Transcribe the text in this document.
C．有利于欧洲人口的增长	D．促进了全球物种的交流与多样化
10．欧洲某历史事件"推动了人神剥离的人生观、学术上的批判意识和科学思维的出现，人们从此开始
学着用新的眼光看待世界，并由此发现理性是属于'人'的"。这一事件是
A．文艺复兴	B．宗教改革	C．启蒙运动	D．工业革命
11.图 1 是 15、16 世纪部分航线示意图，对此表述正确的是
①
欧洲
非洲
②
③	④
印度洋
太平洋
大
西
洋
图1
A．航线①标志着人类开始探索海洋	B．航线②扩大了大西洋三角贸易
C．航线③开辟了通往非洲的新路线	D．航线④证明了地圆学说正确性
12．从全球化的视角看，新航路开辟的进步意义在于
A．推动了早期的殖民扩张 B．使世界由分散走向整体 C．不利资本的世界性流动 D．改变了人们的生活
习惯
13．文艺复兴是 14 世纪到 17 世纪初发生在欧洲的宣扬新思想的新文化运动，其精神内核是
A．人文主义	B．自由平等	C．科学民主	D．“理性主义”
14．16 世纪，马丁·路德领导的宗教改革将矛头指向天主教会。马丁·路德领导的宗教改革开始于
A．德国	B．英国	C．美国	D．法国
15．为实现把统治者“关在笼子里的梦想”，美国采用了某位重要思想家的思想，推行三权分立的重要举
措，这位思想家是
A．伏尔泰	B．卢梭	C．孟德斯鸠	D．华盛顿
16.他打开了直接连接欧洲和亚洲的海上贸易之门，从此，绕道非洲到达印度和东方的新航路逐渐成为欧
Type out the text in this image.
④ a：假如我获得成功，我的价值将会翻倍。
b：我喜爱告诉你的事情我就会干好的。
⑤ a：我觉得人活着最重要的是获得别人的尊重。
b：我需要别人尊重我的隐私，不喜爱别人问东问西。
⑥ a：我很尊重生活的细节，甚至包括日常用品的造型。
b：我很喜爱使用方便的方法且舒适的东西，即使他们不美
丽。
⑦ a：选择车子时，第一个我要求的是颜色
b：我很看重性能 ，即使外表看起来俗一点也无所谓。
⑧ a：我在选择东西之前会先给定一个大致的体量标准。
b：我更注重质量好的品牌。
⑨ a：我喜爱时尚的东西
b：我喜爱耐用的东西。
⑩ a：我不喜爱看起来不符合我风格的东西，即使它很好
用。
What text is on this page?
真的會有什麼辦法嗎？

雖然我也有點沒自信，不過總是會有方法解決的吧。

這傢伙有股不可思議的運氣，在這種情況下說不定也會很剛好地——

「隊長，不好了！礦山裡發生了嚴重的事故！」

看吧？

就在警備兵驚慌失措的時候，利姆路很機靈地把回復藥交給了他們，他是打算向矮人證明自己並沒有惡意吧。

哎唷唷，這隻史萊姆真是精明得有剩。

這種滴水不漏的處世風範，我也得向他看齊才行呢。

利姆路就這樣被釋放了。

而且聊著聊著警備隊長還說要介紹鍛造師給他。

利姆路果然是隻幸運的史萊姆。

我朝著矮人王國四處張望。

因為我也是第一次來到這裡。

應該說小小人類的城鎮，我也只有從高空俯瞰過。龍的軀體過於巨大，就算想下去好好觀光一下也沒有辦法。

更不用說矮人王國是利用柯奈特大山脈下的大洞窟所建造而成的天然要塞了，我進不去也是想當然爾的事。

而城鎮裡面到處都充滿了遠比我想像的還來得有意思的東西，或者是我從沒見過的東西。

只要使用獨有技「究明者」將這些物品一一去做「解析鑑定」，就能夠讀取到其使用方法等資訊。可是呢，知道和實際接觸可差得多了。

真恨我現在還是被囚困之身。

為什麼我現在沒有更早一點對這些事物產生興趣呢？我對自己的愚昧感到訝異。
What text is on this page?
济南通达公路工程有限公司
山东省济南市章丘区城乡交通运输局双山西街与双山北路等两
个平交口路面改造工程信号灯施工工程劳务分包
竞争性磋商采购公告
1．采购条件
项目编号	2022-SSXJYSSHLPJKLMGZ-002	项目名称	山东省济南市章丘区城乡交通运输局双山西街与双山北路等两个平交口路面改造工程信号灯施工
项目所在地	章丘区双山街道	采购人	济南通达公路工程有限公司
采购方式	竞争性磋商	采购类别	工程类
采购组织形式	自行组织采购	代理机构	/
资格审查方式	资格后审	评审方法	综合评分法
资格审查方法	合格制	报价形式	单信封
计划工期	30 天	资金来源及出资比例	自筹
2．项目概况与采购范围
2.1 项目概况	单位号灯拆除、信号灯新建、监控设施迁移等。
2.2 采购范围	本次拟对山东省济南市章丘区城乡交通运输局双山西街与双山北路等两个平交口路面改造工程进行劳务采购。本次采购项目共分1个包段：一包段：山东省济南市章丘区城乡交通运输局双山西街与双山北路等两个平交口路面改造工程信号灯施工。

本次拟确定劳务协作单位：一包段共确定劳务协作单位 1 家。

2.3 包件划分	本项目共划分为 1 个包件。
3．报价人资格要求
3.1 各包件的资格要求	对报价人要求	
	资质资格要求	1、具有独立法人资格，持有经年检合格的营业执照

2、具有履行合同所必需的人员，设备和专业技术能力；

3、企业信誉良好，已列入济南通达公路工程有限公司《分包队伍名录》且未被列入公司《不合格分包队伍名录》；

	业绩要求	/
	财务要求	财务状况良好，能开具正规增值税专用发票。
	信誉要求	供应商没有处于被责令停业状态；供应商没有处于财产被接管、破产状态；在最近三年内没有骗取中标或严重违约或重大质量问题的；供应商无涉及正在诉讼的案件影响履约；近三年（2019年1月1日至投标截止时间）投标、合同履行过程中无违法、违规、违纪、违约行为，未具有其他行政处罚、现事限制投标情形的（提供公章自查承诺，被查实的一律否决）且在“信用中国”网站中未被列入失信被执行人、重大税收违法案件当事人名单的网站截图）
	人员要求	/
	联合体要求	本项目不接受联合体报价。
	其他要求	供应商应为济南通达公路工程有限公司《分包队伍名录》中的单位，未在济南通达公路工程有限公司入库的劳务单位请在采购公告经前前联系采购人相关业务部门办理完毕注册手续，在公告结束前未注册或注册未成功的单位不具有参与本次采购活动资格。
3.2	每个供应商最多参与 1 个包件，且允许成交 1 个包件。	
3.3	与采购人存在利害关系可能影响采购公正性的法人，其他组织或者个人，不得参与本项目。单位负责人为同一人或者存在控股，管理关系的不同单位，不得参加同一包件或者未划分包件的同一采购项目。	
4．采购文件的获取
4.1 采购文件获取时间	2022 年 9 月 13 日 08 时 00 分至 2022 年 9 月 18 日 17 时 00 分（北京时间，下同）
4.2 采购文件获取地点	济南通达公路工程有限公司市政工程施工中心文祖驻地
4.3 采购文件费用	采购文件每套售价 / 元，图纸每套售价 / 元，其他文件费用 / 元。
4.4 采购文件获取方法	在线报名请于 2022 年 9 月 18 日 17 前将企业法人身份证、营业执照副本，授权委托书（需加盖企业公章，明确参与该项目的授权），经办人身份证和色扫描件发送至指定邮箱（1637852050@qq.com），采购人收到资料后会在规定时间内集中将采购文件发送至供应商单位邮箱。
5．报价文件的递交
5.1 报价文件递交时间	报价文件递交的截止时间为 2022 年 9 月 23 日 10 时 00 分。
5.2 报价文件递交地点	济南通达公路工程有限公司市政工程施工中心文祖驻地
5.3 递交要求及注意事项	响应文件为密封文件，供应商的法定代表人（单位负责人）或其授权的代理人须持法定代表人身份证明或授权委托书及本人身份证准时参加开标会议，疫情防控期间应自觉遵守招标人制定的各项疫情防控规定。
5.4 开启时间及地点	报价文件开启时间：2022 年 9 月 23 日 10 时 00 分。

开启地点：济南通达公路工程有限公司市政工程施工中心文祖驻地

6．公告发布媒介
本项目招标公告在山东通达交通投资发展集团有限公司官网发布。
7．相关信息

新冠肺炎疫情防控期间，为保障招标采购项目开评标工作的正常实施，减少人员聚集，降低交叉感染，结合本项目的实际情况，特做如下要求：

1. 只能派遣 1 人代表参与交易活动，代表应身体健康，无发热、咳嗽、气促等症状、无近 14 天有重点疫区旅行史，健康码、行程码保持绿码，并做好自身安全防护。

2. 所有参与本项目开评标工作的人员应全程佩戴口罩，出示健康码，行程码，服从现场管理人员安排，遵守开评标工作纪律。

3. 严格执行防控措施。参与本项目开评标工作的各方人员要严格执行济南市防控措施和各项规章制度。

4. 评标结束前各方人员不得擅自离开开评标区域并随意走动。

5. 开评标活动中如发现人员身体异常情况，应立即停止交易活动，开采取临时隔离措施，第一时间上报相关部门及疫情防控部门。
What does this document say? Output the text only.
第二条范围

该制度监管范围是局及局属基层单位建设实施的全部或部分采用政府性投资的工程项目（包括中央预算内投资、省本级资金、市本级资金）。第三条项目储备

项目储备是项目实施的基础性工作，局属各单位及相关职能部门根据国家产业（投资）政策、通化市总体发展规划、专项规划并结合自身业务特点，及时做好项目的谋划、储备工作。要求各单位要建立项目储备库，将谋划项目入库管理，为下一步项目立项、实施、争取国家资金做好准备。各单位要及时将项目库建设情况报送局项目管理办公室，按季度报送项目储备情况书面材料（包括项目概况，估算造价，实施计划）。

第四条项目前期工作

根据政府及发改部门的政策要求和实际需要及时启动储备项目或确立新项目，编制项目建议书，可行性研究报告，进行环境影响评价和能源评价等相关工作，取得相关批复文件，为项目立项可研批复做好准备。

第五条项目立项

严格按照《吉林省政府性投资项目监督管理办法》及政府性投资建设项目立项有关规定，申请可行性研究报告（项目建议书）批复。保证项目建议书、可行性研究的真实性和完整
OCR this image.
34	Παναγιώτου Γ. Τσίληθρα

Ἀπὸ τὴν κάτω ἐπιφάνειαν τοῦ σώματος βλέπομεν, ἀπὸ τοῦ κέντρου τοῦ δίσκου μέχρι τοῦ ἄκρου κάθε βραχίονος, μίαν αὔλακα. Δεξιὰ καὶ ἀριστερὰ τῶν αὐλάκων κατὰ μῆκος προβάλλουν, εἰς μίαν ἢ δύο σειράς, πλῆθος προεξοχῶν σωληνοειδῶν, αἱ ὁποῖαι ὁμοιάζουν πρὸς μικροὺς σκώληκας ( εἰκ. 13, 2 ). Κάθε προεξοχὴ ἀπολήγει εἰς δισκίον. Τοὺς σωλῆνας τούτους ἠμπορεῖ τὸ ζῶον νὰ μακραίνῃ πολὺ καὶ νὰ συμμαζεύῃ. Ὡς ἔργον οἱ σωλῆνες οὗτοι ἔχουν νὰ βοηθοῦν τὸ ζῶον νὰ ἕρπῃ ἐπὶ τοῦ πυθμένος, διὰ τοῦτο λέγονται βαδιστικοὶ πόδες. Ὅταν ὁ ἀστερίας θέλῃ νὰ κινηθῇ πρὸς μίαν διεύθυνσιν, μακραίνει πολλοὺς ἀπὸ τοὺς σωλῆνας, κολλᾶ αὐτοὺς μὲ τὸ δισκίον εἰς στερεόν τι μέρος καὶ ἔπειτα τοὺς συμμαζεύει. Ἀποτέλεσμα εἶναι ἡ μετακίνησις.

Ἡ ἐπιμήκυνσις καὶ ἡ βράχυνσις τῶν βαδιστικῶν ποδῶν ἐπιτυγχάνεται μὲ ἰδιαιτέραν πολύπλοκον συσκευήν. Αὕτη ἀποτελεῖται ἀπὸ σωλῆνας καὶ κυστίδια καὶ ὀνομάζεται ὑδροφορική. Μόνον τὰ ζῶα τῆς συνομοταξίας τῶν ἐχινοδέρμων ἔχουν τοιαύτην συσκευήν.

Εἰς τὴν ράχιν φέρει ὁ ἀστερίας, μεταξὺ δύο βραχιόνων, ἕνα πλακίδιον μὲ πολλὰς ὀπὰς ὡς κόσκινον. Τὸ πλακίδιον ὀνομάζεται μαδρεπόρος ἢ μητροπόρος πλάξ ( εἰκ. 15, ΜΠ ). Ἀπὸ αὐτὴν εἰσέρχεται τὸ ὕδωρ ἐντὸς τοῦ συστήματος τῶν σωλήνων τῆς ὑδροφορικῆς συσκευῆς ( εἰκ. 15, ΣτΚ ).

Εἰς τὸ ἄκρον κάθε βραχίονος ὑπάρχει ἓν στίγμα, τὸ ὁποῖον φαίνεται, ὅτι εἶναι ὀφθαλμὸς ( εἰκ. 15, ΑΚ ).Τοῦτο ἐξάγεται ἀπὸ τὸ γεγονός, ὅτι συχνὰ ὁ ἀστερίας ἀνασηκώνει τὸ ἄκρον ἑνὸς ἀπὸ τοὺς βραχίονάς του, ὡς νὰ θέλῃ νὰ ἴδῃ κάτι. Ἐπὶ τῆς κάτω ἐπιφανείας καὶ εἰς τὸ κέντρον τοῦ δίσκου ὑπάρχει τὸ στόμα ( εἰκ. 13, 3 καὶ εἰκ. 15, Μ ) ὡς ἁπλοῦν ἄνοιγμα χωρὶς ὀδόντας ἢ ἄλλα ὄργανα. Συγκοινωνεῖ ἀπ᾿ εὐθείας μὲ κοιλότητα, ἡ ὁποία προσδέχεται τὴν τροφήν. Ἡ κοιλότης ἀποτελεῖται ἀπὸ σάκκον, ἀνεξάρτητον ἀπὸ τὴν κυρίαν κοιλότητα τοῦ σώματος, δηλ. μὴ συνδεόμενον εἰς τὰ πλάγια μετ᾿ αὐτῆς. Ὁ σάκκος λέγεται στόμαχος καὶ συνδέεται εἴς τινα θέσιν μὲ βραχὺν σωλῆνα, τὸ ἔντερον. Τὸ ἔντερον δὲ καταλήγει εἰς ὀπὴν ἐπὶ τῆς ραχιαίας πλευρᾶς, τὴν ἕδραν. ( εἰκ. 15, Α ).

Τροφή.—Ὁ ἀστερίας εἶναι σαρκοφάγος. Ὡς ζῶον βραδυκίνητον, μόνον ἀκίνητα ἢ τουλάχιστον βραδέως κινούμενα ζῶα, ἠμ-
--- --- ---
• PROBLEM REQUIREMENTS
Give only a number: how many lines of the data hold the string "text"?

• FINISHED TASK
5